### WORK TO DO:
Copy all records verbatim.

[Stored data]
--- begin ---

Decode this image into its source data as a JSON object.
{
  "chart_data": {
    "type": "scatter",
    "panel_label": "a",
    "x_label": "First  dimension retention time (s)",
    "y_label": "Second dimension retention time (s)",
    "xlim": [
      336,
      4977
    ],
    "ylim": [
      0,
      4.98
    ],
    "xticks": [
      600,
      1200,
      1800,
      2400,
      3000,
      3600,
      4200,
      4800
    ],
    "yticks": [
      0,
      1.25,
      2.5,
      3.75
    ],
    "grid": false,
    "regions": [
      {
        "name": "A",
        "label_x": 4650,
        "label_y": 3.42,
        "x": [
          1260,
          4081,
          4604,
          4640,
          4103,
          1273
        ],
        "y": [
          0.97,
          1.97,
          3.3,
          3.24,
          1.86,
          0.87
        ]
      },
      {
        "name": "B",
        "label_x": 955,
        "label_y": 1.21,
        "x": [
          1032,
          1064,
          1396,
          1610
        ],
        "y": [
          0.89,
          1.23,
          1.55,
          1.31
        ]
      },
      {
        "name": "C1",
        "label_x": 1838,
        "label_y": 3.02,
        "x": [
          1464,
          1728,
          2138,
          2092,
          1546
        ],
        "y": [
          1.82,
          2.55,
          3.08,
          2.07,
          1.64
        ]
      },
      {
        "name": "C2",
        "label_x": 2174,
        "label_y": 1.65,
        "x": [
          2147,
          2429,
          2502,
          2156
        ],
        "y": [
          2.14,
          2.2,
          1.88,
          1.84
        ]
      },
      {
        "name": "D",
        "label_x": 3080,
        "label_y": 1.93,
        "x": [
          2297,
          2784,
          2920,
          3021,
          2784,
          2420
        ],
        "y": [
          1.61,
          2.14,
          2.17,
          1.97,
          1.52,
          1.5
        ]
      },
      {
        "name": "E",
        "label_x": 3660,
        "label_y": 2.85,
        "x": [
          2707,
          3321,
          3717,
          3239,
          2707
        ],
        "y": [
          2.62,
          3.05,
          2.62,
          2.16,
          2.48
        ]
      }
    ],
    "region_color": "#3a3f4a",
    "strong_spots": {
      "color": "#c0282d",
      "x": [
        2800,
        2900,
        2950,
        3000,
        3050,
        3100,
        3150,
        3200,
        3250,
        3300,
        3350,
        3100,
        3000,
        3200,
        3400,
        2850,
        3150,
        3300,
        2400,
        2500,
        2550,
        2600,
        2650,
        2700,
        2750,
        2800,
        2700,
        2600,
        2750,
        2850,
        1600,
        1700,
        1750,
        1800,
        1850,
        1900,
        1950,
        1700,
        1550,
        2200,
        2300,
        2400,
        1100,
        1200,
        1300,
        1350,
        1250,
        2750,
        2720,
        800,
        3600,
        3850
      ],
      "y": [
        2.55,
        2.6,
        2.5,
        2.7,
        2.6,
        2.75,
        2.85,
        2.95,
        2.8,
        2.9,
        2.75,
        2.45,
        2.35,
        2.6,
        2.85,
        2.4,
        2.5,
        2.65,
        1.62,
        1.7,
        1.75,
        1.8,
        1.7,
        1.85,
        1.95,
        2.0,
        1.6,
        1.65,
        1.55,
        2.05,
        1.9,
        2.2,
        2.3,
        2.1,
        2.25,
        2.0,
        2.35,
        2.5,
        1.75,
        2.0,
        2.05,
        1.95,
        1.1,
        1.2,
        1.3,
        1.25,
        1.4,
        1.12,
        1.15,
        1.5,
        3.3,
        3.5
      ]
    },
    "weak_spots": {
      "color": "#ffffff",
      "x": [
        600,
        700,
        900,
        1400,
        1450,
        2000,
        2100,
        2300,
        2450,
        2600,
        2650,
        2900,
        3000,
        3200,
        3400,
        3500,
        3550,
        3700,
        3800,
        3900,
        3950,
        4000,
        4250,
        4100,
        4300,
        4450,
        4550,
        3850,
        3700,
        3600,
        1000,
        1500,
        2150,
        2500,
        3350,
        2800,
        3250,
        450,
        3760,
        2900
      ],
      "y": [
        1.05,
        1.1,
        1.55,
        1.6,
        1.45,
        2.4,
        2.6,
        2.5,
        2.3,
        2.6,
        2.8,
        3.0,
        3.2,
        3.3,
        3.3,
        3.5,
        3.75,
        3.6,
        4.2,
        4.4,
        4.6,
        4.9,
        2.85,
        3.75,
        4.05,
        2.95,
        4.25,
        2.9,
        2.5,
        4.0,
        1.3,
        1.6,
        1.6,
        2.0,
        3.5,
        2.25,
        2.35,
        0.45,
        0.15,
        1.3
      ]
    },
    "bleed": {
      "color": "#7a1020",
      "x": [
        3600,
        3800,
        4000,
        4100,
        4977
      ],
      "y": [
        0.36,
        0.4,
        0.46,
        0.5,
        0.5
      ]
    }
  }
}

--- end ---

### SOLUTION:
Decode this image into its source data as a JSON object.
{
  "chart_data": {
    "type": "scatter",
    "panel_label": "a",
    "x_label": "First  dimension retention time (s)",
    "y_label": "Second dimension retention time (s)",
    "xlim": [
      336,
      4977
    ],
    "ylim": [
      0,
      4.98
    ],
    "xticks": [
      600,
      1200,
      1800,
      2400,
      3000,
      3600,
      4200,
      4800
    ],
    "yticks": [
      0,
      1.25,
      2.5,
      3.75
    ],
    "grid": false,
    "regions": [
      {
        "name": "A",
        "label_x": 4650,
        "label_y": 3.42,
        "x": [
          1260,
          4081,
          4604,
          4640,
          4103,
          1273
        ],
        "y": [
          0.97,
          1.97,
          3.3,
          3.24,
          1.86,
          0.87
        ]
      },
      {
        "name": "B",
        "label_x": 955,
        "label_y": 1.21,
        "x": [
          1032,
          1064,
          1396,
          1610
        ],
        "y": [
          0.89,
          1.23,
          1.55,
          1.31
        ]
      },
      {
        "name": "C1",
        "label_x": 1838,
        "label_y": 3.02,
        "x": [
          1464,
          1728,
          2138,
          2092,
          1546
        ],
        "y": [
          1.82,
          2.55,
          3.08,
          2.07,
          1.64
        ]
      },
      {
        "name": "C2",
        "label_x": 2174,
        "label_y": 1.65,
        "x": [
          2147,
          2429,
          2502,
          2156
        ],
        "y": [
          2.14,
          2.2,
          1.88,
          1.84
        ]
      },
      {
        "name": "D",
        "label_x": 3080,
        "label_y": 1.93,
        "x": [
          2297,
          2784,
          2920,
          3021,
          2784,
          2420
        ],
        "y": [
          1.61,
          2.14,
          2.17,
          1.97,
          1.52,
          1.5
        ]
      },
      {
        "name": "E",
        "label_x": 3660,
        "label_y": 2.85,
        "x": [
          2707,
          3321,
          3717,
          3239,
          2707
        ],
        "y": [
          2.62,
          3.05,
          2.62,
          2.16,
          2.48
        ]
      }
    ],
    "region_color": "#3a3f4a",
    "strong_spots": {
      "color": "#c0282d",
      "x": [
        2800,
        2900,
        2950,
        3000,
        3050,
        3100,
        3150,
        3200,
        3250,
        3300,
        3350,
        3100,
        3000,
        3200,
        3400,
        2850,
        3150,
        3300,
        2400,
        2500,
        2550,
        2600,
        2650,
        2700,
        2750,
        2800,
        2700,
        2600,
        2750,
        2850,
        1600,
        1700,
        1750,
        1800,
        1850,
        1900,
        1950,
        1700,
        1550,
        2200,
        2300,
        2400,
        1100,
        1200,
        1300,
        1350,
        1250,
        2750,
        2720,
        800,
        3600,
        3850
      ],
      "y": [
        2.55,
        2.6,
        2.5,
        2.7,
        2.6,
        2.75,
        2.85,
        2.95,
        2.8,
        2.9,
        2.75,
        2.45,
        2.35,
        2.6,
        2.85,
        2.4,
        2.5,
        2.65,
        1.62,
        1.7,
        1.75,
        1.8,
        1.7,
        1.85,
        1.95,
        2.0,
        1.6,
        1.65,
        1.55,
        2.05,
        1.9,
        2.2,
        2.3,
        2.1,
        2.25,
        2.0,
        2.35,
        2.5,
        1.75,
        2.0,
        2.05,
        1.95,
        1.1,
        1.2,
        1.3,
        1.25,
        1.4,
        1.12,
        1.15,
        1.5,
        3.3,
        3.5
      ]
    },
    "weak_spots": {
      "color": "#ffffff",
      "x": [
        600,
        700,
        900,
        1400,
        1450,
        2000,
        2100,
        2300,
        2450,
        2600,
        2650,
        2900,
        3000,
        3200,
        3400,
        3500,
        3550,
        3700,
        3800,
        3900,
        3950,
        4000,
        4250,
        4100,
        4300,
        4450,
        4550,
        3850,
        3700,
        3600,
        1000,
        1500,
        2150,
        2500,
        3350,
        2800,
        3250,
        450,
        3760,
        2900
      ],
      "y": [
        1.05,
        1.1,
        1.55,
        1.6,
        1.45,
        2.4,
        2.6,
        2.5,
        2.3,
        2.6,
        2.8,
        3.0,
        3.2,
        3.3,
        3.3,
        3.5,
        3.75,
        3.6,
        4.2,
        4.4,
        4.6,
        4.9,
        2.85,
        3.75,
        4.05,
        2.95,
        4.25,
        2.9,
        2.5,
        4.0,
        1.3,
        1.6,
        1.6,
        2.0,
        3.5,
        2.25,
        2.35,
        0.45,
        0.15,
        1.3
      ]
    },
    "bleed": {
      "color": "#7a1020",
      "x": [
        3600,
        3800,
        4000,
        4100,
        4977
      ],
      "y": [
        0.36,
        0.4,
        0.46,
        0.5,
        0.5
      ]
    }
  }
}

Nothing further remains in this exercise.